DOCUMENT TEXT:
►
A log is broken down into segments, which each log segment contains its subset of records. Log segments are distributed and stored in a log segment store (e.g Apache BookKeeper). DistributedLog rolls the log segments based on configured rolling policy - either a configurable period of time (e.g. every 2 hours) or a configurable maximum size (e.g. every 128MB). So the data of logs will be divided into equal-sized log segments and distributed evenly across log segment storage nodes. It allows the log to scale beyond a size that will fit on a single server and also spread read traffic among the cluster.

The data of logs will either be kept forever until application explicitly truncates or be retained for a configurable period of time. Explicit Truncation is useful for building replicated state machines such as distributed databases. They usually require strong controls over when the data could be truncated. Time-based Retention is useful for real-time analytics. They only care about the data within a period of time.

Namespaces

The log streams belong to same organization are usually categorized and managed under a namespace. A DL namespace is basically for applications to locate where the log streams are. Applications could create and delete streams under a namespace, and also be able to truncate a stream to given sequence number (either DLSN or TransactionID).

Writers

Writers write data into the logs of their choice. All the records are appended into the logs in order. The sequencing is done by the writer, which means there is only one active writer for a log at a given time. DL guarantees correctness when two writers attempt writing to to a same log when network partition happens - via fencing mechanism in log segment store.

The log writers are served and managed in a service tier called Write Proxy. The Write Proxy is used for accepting fan-in writes from large number of clients. Details on Fan-in and Fan-out can be found further into this doc.

Readers

Readers read records from the logs of their choice, starting from a provided position. The provided position could be either DLSN or TransactionID. The readers will read records in strict order from the logs. Different readers could read records starting from different positions in a same log.

Unlike other pub/sub systems, DistributedLog doesn't record/manage readers' positions. It leaves the tracking responsibility to applications, as different applications might have different requirements on tracking and coordinating positions. It is hard to get it right with a single approach. For example, distributed databases might store the reader positions along with SSTables, so they would resume applying transactions from the positions stored in SSTables. Tracking reader positions could easily be done in application level using various stores (e.g. ZooKeeper, FileSystem, or Key/Value Stores).
◄
QUESTIONS TO ANSWER:
1) Copy out the section of the DistributedLog text starting at "The log streams belong" and ending at "DLSN or TransactionID).", word for word.
2) In the DistributedLog text, what is the service tier that serves and manages the log writers called?

RAW DATA:
►
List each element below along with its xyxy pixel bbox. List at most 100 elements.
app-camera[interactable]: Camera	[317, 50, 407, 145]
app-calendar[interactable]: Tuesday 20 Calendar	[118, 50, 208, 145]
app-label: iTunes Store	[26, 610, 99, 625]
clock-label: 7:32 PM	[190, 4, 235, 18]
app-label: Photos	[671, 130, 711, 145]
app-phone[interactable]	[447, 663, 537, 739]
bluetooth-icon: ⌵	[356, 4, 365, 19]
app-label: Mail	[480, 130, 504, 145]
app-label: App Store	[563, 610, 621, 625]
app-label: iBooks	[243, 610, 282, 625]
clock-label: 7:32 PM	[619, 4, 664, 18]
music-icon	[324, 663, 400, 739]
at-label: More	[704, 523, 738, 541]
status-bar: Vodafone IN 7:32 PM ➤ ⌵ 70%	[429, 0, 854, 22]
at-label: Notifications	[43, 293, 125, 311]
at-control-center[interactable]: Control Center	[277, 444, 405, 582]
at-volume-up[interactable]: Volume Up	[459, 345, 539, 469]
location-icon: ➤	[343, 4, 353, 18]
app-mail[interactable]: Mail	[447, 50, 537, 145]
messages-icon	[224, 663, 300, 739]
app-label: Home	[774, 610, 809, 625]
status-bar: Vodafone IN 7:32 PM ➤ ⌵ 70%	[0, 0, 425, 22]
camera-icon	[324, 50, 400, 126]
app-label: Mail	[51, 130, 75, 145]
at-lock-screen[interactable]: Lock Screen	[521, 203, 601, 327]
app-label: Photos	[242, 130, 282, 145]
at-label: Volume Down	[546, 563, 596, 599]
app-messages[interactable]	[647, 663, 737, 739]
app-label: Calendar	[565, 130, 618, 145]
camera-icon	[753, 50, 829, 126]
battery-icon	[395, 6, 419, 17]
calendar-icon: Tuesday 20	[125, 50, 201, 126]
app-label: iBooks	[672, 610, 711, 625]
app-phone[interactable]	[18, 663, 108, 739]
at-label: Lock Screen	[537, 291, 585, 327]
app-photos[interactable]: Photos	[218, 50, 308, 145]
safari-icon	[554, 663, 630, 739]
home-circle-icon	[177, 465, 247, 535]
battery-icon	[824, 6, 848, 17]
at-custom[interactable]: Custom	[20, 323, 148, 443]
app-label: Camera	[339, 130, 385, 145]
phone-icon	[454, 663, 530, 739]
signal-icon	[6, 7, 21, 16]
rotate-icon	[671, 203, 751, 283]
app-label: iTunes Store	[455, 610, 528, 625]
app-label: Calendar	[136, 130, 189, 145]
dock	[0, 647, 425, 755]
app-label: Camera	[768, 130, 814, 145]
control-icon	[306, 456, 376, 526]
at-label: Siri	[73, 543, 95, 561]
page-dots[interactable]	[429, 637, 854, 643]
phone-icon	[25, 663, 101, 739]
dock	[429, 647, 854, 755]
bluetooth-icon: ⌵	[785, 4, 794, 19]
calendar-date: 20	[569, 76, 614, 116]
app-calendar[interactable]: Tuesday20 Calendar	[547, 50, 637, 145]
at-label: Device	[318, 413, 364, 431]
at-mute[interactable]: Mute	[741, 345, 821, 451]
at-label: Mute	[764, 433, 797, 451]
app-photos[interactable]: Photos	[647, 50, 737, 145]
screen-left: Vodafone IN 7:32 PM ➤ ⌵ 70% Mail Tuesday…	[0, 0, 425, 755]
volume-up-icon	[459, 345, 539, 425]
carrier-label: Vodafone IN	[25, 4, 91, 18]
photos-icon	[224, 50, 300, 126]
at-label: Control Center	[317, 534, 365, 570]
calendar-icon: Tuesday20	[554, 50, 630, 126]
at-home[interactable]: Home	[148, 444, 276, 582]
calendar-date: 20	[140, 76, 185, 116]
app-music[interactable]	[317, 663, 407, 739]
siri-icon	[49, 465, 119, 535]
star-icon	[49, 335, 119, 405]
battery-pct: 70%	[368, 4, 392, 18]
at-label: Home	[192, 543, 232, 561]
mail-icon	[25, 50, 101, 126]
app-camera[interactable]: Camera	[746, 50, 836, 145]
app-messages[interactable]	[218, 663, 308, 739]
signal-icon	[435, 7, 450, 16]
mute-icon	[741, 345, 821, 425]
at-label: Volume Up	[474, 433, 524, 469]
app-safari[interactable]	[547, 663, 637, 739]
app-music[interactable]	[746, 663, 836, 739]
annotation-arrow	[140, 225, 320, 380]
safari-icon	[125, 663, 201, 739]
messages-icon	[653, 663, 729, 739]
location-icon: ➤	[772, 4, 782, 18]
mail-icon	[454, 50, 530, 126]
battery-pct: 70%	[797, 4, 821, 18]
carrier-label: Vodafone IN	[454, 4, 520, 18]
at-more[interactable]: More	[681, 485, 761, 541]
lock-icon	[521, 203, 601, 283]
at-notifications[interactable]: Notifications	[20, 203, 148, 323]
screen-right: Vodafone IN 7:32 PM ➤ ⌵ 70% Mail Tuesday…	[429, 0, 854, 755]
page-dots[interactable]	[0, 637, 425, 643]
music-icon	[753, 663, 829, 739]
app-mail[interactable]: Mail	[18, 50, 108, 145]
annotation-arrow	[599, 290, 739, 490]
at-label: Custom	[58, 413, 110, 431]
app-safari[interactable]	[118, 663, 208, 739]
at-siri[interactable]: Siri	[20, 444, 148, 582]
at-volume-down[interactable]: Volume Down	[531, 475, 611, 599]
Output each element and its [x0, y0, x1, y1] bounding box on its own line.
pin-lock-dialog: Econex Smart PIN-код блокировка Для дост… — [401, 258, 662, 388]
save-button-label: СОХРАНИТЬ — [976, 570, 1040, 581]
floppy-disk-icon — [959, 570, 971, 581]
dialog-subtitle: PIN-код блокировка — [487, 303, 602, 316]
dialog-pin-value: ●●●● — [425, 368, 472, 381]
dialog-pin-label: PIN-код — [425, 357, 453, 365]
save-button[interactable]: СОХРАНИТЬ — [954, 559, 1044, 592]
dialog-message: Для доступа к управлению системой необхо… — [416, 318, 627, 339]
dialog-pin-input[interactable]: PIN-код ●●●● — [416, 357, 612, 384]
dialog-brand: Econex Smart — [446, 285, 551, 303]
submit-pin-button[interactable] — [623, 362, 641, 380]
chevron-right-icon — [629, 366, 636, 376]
◄
WRITTEN RESPONSES:
1)
The log streams belong to same organization are usually categorized and managed under a namespace. A DL namespace is basically for applications to locate where the log streams are. Applications could create and delete streams under a namespace, and also be able to truncate a stream to given sequence number (either DLSN or TransactionID).

2) Write Proxy.